→ Exercise objective
Below are the entries; output exactly the lines from the one containing "Extract the chart's" through the final line, inclusive.

Start Given entries

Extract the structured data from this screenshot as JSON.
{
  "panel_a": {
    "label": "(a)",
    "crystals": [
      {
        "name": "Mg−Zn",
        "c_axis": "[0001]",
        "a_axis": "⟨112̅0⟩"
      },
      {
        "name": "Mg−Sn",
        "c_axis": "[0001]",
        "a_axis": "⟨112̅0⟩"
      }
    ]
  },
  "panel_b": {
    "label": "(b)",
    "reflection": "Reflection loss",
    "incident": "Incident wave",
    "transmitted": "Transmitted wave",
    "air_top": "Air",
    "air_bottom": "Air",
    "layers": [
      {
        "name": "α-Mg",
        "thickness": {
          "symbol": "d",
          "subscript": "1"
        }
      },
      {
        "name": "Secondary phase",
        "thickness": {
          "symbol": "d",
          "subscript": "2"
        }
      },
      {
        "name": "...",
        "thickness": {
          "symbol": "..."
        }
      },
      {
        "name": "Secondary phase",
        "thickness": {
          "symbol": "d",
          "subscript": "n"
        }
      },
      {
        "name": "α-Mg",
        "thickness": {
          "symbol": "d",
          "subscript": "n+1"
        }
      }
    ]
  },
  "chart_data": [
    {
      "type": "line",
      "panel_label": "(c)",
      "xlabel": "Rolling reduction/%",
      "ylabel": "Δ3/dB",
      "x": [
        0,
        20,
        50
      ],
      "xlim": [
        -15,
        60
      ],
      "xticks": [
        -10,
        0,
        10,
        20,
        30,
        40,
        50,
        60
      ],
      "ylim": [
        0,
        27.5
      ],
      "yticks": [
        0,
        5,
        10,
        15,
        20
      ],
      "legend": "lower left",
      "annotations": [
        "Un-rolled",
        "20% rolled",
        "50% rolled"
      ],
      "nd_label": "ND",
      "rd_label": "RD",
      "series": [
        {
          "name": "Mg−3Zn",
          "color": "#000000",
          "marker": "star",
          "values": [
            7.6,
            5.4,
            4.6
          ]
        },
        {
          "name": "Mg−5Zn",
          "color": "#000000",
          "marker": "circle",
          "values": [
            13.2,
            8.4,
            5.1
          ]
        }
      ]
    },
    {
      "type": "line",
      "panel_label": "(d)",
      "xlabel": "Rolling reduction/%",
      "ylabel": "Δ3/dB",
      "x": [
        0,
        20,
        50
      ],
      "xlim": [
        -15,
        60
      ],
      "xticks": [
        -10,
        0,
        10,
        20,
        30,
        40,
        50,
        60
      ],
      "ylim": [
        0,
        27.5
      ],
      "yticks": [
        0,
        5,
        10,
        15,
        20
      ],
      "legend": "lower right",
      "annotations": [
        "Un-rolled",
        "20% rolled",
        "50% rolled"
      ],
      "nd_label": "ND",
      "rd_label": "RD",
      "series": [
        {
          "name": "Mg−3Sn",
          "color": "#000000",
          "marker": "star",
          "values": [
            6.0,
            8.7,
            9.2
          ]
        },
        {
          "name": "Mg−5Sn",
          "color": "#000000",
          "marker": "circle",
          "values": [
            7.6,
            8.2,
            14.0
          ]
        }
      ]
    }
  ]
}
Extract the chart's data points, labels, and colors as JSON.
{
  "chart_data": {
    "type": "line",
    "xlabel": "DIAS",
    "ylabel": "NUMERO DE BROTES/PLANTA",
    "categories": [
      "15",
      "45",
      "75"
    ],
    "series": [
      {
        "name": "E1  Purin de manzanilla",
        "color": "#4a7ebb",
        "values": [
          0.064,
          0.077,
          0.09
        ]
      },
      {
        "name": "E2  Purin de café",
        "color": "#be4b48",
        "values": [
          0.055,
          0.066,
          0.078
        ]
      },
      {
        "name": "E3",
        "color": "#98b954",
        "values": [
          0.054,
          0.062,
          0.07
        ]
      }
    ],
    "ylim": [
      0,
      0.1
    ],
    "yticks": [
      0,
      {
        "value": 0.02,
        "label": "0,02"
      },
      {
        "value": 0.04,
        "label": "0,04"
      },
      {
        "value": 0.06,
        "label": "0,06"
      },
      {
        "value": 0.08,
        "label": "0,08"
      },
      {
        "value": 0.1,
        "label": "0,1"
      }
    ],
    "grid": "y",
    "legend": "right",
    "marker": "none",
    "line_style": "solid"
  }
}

End Given entries

→ Answer to this task
Extract the chart's data points, labels, and colors as JSON.
{
  "chart_data": {
    "type": "line",
    "xlabel": "DIAS",
    "ylabel": "NUMERO DE BROTES/PLANTA",
    "categories": [
      "15",
      "45",
      "75"
    ],
    "series": [
      {
        "name": "E1  Purin de manzanilla",
        "color": "#4a7ebb",
        "values": [
          0.064,
          0.077,
          0.09
        ]
      },
      {
        "name": "E2  Purin de café",
        "color": "#be4b48",
        "values": [
          0.055,
          0.066,
          0.078
        ]
      },
      {
        "name": "E3",
        "color": "#98b954",
        "values": [
          0.054,
          0.062,
          0.07
        ]
      }
    ],
    "ylim": [
      0,
      0.1
    ],
    "yticks": [
      0,
      {
        "value": 0.02,
        "label": "0,02"
      },
      {
        "value": 0.04,
        "label": "0,04"
      },
      {
        "value": 0.06,
        "label": "0,06"
      },
      {
        "value": 0.08,
        "label": "0,08"
      },
      {
        "value": 0.1,
        "label": "0,1"
      }
    ],
    "grid": "y",
    "legend": "right",
    "marker": "none",
    "line_style": "solid"
  }
}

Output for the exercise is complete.